▶ **SOURCE PASSAGE**:
On 29 March 2011, the Group signed an irrevocable undertaking to subscribe for 200,000,000 new shares in China Star at a subscription price of HK$0.25 per new share to which the Group was entitled to under the rights issue as announced by China Star on the same date. The subscription price for the 200,000,000 new shares in China Star amounted to HK$50,000,000. The reasons for the Group for giving the irrevocable undertaking are to maintain its substantial level of shareholding interest in China Star and facilitate the rights issue for raising additional capital to strengthen China Star's capital base. The subscription of 200,000,000 new shares in China Star was completed on 29 June 2011.

Material disposals

During the six months ended 30 June 2011, the Group had no material disposals.

Pledge of assets

At 30 June 2011, no assets of the Group were pledged.

▶ **EXERCISES**:
A: Using the financial report excerpt on China Star, answer these questions:
(i) How many new China Star shares did the Group undertake to subscribe for, and at what price per share?
(ii) On what date was that subscription completed?
(iii) Were any of the Group's assets pledged at 30 June 2011?
B: Pick up the financial report excerpt on the Group's China Star subscription, disposals and pledged assets after its final sentence and keep writing in the same style.

Stored items

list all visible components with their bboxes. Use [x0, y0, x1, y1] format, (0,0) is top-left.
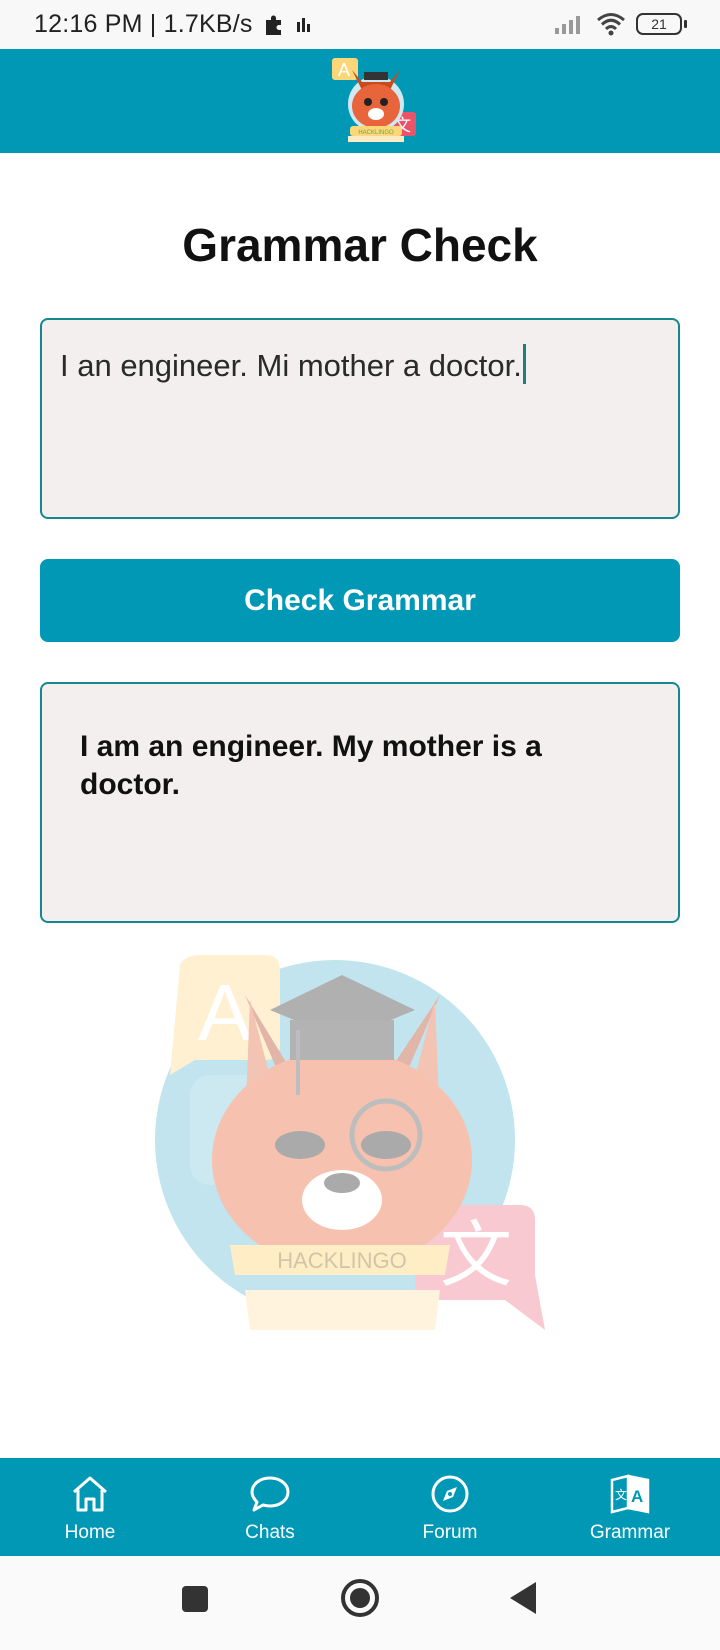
chat-bubble-icon: [248, 1472, 292, 1516]
puzzle-icon: [263, 14, 285, 36]
status-bar: 12:16 PM | 1.7KB/s 21: [0, 0, 720, 49]
signal-icon: [554, 13, 586, 35]
result-box: I am an engineer. My mother is a doctor.: [40, 682, 680, 923]
svg-text:文: 文: [440, 1213, 512, 1297]
nav-item-chats[interactable]: Chats: [180, 1458, 360, 1556]
nav-label-forum: Forum: [422, 1522, 478, 1543]
compass-icon: [428, 1472, 472, 1516]
bottom-navigation: Home Chats Forum A文 Grammar: [0, 1458, 720, 1556]
recent-apps-button[interactable]: [180, 1584, 210, 1619]
wifi-icon: [596, 12, 626, 36]
logo-text: HACKLINGO: [358, 130, 394, 136]
sentence-input-value: I an engineer. Mi mother a doctor.: [60, 348, 522, 383]
page-title: Grammar Check: [182, 219, 538, 271]
translate-book-icon: A文: [608, 1472, 652, 1516]
nav-item-forum[interactable]: Forum: [360, 1458, 540, 1556]
system-navigation-bar: [0, 1556, 720, 1650]
home-system-button[interactable]: [340, 1578, 380, 1623]
corrected-text: I am an engineer. My mother is a doctor.: [80, 730, 542, 801]
svg-text:A: A: [631, 1487, 643, 1506]
check-grammar-button[interactable]: Check Grammar: [40, 559, 680, 642]
svg-text:A: A: [198, 968, 252, 1057]
nav-item-grammar[interactable]: A文 Grammar: [540, 1458, 720, 1556]
status-time: 12:16 PM | 1.7KB/s: [34, 10, 253, 38]
nav-label-chats: Chats: [245, 1522, 295, 1543]
app-header: A 文 HACKLINGO: [0, 49, 720, 153]
battery-icon: 21: [636, 13, 687, 35]
app-logo: A 文 HACKLINGO: [328, 52, 424, 148]
text-cursor: [522, 344, 526, 384]
nav-label-grammar: Grammar: [589, 1522, 671, 1543]
nav-item-home[interactable]: Home: [0, 1458, 180, 1556]
home-icon: [68, 1472, 112, 1516]
mascot-illustration: A 文 HACKLINGO: [150, 955, 570, 1365]
nav-label-home: Home: [64, 1522, 116, 1543]
svg-text:A: A: [338, 60, 350, 80]
sentence-input[interactable]: I an engineer. Mi mother a doctor.: [40, 318, 680, 519]
svg-text:文: 文: [615, 1487, 627, 1502]
back-system-button[interactable]: [508, 1580, 540, 1621]
data-bars-icon: [295, 16, 313, 34]
watermark-text: HACKLINGO: [277, 1248, 407, 1273]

▶ **SET OF ANSWERS**:
A:
(i) 200,000,000 new shares at HK$0.25 per share
(ii) 29 June 2011
(iii) No

B:
— 15 —

Commitments

At 30 June 2011, the Group had the following material commitments:

(a) a commitment of HK$650,000,000 in respect of the proposed subscription of the convertible bonds to be issued by China Star in two tranches;

(b) a commitment of HK$240,550,000 in respect of the proposed acquisition of the entire issued share capital of Citadines Ashley TST (Hong Kong) Limited (“Citadines TST”) and Citadines Ashley TST Management (Hong Kong) Limited (“Citadines Management”); and

(c) a commitment of HK$222,600,000 in respect of the proposed acquisition of the entire issued share capital of Adelio Holdings Limited.

Exchange risk and hedging

During the six months ended 30 June 2011, a majority of the Group’s transactions, assets and liabilities are denominated in Hong Kong dollars. Accordingly, no financial instruments for hedging purposes have been used by the Group.

Contingent liabilities

At 30 June 2011, the Group had no material contingent liabilities.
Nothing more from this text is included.